***** Records for processing
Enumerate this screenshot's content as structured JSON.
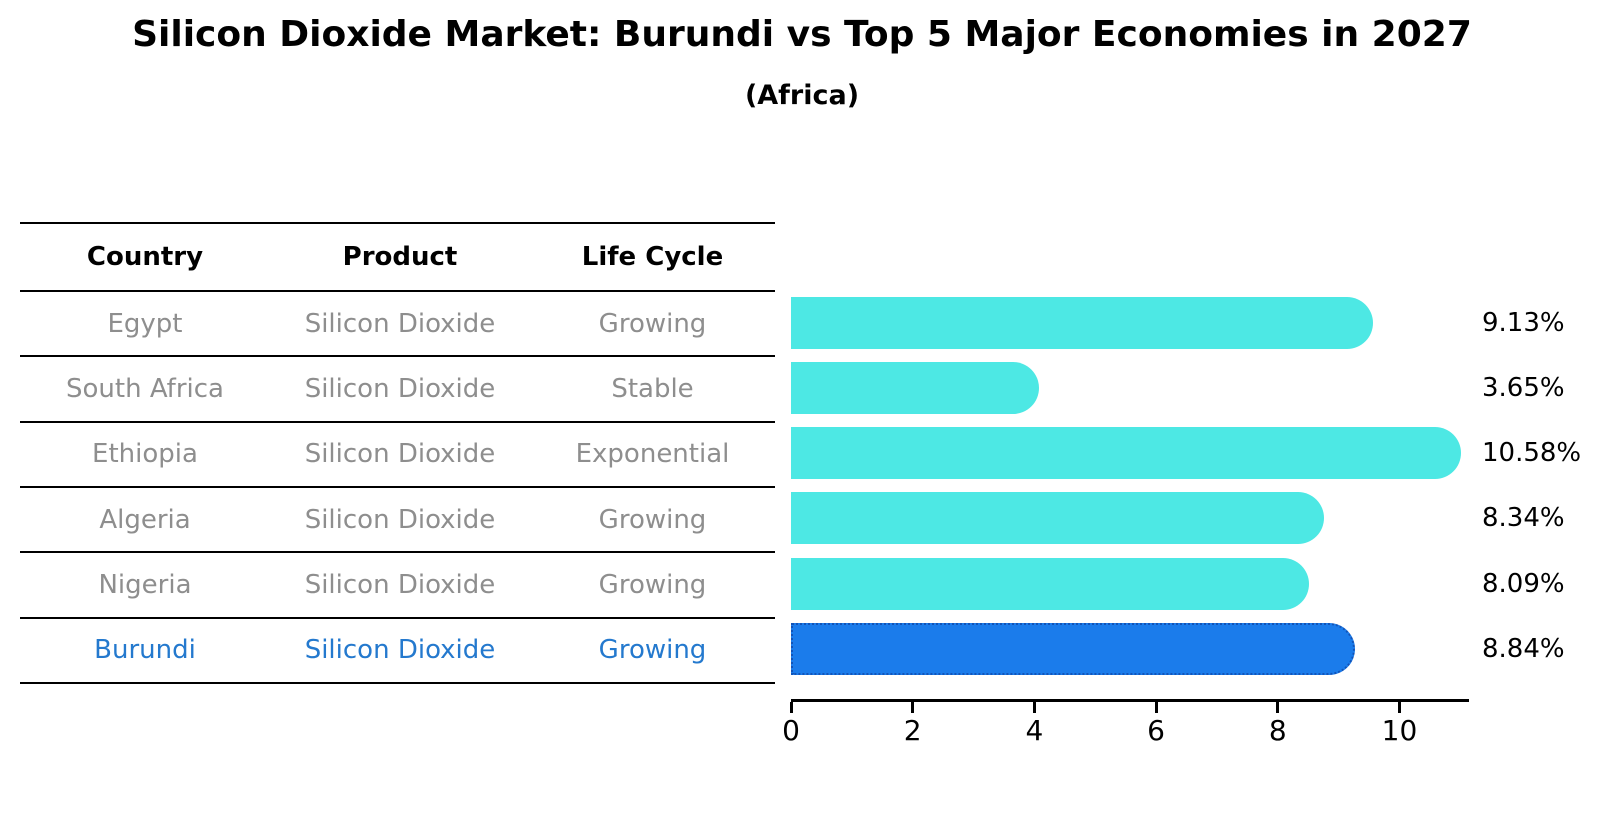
{
  "title": "Silicon Dioxide Market: Burundi vs Top 5 Major Economies in 2027",
  "subtitle": "(Africa)",
  "table": {
    "headers": [
      "Country",
      "Product",
      "Life Cycle"
    ],
    "rows": [
      {
        "country": "Egypt",
        "product": "Silicon Dioxide",
        "life_cycle": "Growing",
        "highlighted": false
      },
      {
        "country": "South Africa",
        "product": "Silicon Dioxide",
        "life_cycle": "Stable",
        "highlighted": false
      },
      {
        "country": "Ethiopia",
        "product": "Silicon Dioxide",
        "life_cycle": "Exponential",
        "highlighted": false
      },
      {
        "country": "Algeria",
        "product": "Silicon Dioxide",
        "life_cycle": "Growing",
        "highlighted": false
      },
      {
        "country": "Nigeria",
        "product": "Silicon Dioxide",
        "life_cycle": "Growing",
        "highlighted": false
      },
      {
        "country": "Burundi",
        "product": "Silicon Dioxide",
        "life_cycle": "Growing",
        "highlighted": true
      }
    ]
  },
  "chart_data": {
    "type": "bar",
    "orientation": "horizontal",
    "categories": [
      "Egypt",
      "South Africa",
      "Ethiopia",
      "Algeria",
      "Nigeria",
      "Burundi"
    ],
    "values": [
      9.13,
      3.65,
      10.58,
      8.34,
      8.09,
      8.84
    ],
    "value_labels": [
      "9.13%",
      "3.65%",
      "10.58%",
      "8.34%",
      "8.09%",
      "8.84%"
    ],
    "xlim": [
      0,
      11.11
    ],
    "x_ticks": [
      "0",
      "2",
      "4",
      "6",
      "8",
      "10"
    ],
    "grid": false,
    "legend": false,
    "bar_color": "#4DE8E4",
    "highlight_index": 5,
    "highlight_color": "#1B7CEB",
    "highlight_border_color": "#1254B8",
    "text_color": "#000000",
    "muted_text_color": "#8e8e8e",
    "highlight_text_color": "#2479ce"
  }
}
**********
Task:
Copy whichever lines in the listing above contain the word "Burundi".

Response to the exercise:
  "title": "Silicon Dioxide Market: Burundi vs Top 5 Major Economies in 2027",
        "country": "Burundi",
      "Burundi"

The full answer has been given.